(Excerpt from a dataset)
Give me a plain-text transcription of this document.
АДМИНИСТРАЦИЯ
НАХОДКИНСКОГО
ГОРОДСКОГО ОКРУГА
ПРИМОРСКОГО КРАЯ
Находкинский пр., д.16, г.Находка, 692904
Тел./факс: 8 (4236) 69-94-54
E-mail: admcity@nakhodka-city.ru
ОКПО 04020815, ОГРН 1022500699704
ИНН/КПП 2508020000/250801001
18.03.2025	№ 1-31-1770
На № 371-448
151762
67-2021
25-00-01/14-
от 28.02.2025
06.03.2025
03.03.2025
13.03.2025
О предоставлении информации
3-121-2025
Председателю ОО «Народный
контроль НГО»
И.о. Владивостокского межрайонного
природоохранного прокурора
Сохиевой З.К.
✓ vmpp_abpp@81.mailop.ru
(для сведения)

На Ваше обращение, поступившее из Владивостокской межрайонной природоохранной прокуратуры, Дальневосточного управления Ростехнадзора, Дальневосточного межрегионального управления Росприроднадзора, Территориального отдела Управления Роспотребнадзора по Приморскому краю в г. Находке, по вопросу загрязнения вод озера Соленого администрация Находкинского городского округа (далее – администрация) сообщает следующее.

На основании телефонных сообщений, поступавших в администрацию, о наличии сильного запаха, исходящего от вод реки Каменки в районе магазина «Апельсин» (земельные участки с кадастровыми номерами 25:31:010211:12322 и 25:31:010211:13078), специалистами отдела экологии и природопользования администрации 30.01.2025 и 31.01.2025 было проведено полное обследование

SHORT PROBLEM:
Every entry must be output again, exactly as written above.

SOLUTION TO THE EXERCISE:
Give me a plain-text transcription of this document.
АДМИНИСТРАЦИЯ
НАХОДКИНСКОГО
ГОРОДСКОГО ОКРУГА
ПРИМОРСКОГО КРАЯ
Находкинский пр., д.16, г.Находка, 692904
Тел./факс: 8 (4236) 69-94-54
E-mail: admcity@nakhodka-city.ru
ОКПО 04020815, ОГРН 1022500699704
ИНН/КПП 2508020000/250801001
18.03.2025	№ 1-31-1770
На № 371-448
151762
67-2021
25-00-01/14-
от 28.02.2025
06.03.2025
03.03.2025
13.03.2025
О предоставлении информации
3-121-2025
Председателю ОО «Народный
контроль НГО»
И.о. Владивостокского межрайонного
природоохранного прокурора
Сохиевой З.К.
✓ vmpp_abpp@81.mailop.ru
(для сведения)

На Ваше обращение, поступившее из Владивостокской межрайонной природоохранной прокуратуры, Дальневосточного управления Ростехнадзора, Дальневосточного межрегионального управления Росприроднадзора, Территориального отдела Управления Роспотребнадзора по Приморскому краю в г. Находке, по вопросу загрязнения вод озера Соленого администрация Находкинского городского округа (далее – администрация) сообщает следующее.

На основании телефонных сообщений, поступавших в администрацию, о наличии сильного запаха, исходящего от вод реки Каменки в районе магазина «Апельсин» (земельные участки с кадастровыми номерами 25:31:010211:12322 и 25:31:010211:13078), специалистами отдела экологии и природопользования администрации 30.01.2025 и 31.01.2025 было проведено полное обследование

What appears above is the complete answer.